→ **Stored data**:
☆ ☆ ☆ ☆
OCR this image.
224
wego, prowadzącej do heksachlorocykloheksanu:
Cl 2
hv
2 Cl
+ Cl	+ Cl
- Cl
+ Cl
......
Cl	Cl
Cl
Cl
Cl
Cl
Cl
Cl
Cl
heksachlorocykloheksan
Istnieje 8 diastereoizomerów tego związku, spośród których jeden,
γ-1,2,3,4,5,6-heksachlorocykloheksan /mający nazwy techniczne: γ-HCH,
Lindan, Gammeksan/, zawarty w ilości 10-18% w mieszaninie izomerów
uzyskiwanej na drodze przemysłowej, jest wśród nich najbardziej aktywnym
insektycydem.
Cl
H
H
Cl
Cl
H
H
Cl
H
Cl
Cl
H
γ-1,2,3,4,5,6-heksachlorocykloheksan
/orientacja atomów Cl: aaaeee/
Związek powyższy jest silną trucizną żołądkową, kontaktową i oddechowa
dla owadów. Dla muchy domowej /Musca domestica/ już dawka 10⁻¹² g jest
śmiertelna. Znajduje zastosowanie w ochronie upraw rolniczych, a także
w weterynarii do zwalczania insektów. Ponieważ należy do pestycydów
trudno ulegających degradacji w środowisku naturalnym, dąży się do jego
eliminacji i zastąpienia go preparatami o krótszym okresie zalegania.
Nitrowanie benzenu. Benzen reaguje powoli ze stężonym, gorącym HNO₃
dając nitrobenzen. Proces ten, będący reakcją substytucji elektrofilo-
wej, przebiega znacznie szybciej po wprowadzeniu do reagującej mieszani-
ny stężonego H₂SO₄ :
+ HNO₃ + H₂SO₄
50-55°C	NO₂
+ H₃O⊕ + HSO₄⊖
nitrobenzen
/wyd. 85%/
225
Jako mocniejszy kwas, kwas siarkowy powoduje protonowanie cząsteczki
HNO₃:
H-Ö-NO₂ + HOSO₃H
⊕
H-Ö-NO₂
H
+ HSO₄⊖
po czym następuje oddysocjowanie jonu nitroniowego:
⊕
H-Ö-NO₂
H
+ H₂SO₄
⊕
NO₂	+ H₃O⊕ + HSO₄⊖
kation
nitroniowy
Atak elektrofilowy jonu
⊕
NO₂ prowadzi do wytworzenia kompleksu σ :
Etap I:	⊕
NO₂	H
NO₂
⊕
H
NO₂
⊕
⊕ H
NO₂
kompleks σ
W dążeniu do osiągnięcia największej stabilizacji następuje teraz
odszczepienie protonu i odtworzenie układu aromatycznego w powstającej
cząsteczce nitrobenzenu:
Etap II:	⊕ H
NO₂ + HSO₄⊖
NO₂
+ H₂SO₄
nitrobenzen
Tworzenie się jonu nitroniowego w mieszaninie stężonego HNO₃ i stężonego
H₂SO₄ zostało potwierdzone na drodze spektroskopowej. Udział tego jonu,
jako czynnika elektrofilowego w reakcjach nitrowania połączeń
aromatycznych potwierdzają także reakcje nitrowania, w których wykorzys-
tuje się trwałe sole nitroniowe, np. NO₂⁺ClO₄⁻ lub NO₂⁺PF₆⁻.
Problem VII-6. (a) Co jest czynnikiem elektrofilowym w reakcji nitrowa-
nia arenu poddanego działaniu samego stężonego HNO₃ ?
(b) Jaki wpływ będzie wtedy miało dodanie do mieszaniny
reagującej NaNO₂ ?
☆ ☆ ☆ ☆
→ **Work to complete**: Repeat every record, exactly as written.

→ **Output for this task**:
OCR this image.
224
wego, prowadzącej do heksachlorocykloheksanu:
Cl 2
hv
2 Cl
+ Cl	+ Cl
- Cl
+ Cl
......
Cl	Cl
Cl
Cl
Cl
Cl
Cl
Cl
Cl
heksachlorocykloheksan
Istnieje 8 diastereoizomerów tego związku, spośród których jeden,
γ-1,2,3,4,5,6-heksachlorocykloheksan /mający nazwy techniczne: γ-HCH,
Lindan, Gammeksan/, zawarty w ilości 10-18% w mieszaninie izomerów
uzyskiwanej na drodze przemysłowej, jest wśród nich najbardziej aktywnym
insektycydem.
Cl
H
H
Cl
Cl
H
H
Cl
H
Cl
Cl
H
γ-1,2,3,4,5,6-heksachlorocykloheksan
/orientacja atomów Cl: aaaeee/
Związek powyższy jest silną trucizną żołądkową, kontaktową i oddechowa
dla owadów. Dla muchy domowej /Musca domestica/ już dawka 10⁻¹² g jest
śmiertelna. Znajduje zastosowanie w ochronie upraw rolniczych, a także
w weterynarii do zwalczania insektów. Ponieważ należy do pestycydów
trudno ulegających degradacji w środowisku naturalnym, dąży się do jego
eliminacji i zastąpienia go preparatami o krótszym okresie zalegania.
Nitrowanie benzenu. Benzen reaguje powoli ze stężonym, gorącym HNO₃
dając nitrobenzen. Proces ten, będący reakcją substytucji elektrofilo-
wej, przebiega znacznie szybciej po wprowadzeniu do reagującej mieszani-
ny stężonego H₂SO₄ :
+ HNO₃ + H₂SO₄
50-55°C	NO₂
+ H₃O⊕ + HSO₄⊖
nitrobenzen
/wyd. 85%/
225
Jako mocniejszy kwas, kwas siarkowy powoduje protonowanie cząsteczki
HNO₃:
H-Ö-NO₂ + HOSO₃H
⊕
H-Ö-NO₂
H
+ HSO₄⊖
po czym następuje oddysocjowanie jonu nitroniowego:
⊕
H-Ö-NO₂
H
+ H₂SO₄
⊕
NO₂	+ H₃O⊕ + HSO₄⊖
kation
nitroniowy
Atak elektrofilowy jonu
⊕
NO₂ prowadzi do wytworzenia kompleksu σ :
Etap I:	⊕
NO₂	H
NO₂
⊕
H
NO₂
⊕
⊕ H
NO₂
kompleks σ
W dążeniu do osiągnięcia największej stabilizacji następuje teraz
odszczepienie protonu i odtworzenie układu aromatycznego w powstającej
cząsteczce nitrobenzenu:
Etap II:	⊕ H
NO₂ + HSO₄⊖
NO₂
+ H₂SO₄
nitrobenzen
Tworzenie się jonu nitroniowego w mieszaninie stężonego HNO₃ i stężonego
H₂SO₄ zostało potwierdzone na drodze spektroskopowej. Udział tego jonu,
jako czynnika elektrofilowego w reakcjach nitrowania połączeń
aromatycznych potwierdzają także reakcje nitrowania, w których wykorzys-
tuje się trwałe sole nitroniowe, np. NO₂⁺ClO₄⁻ lub NO₂⁺PF₆⁻.
Problem VII-6. (a) Co jest czynnikiem elektrofilowym w reakcji nitrowa-
nia arenu poddanego działaniu samego stężonego HNO₃ ?
(b) Jaki wpływ będzie wtedy miało dodanie do mieszaniny
reagującej NaNO₂ ?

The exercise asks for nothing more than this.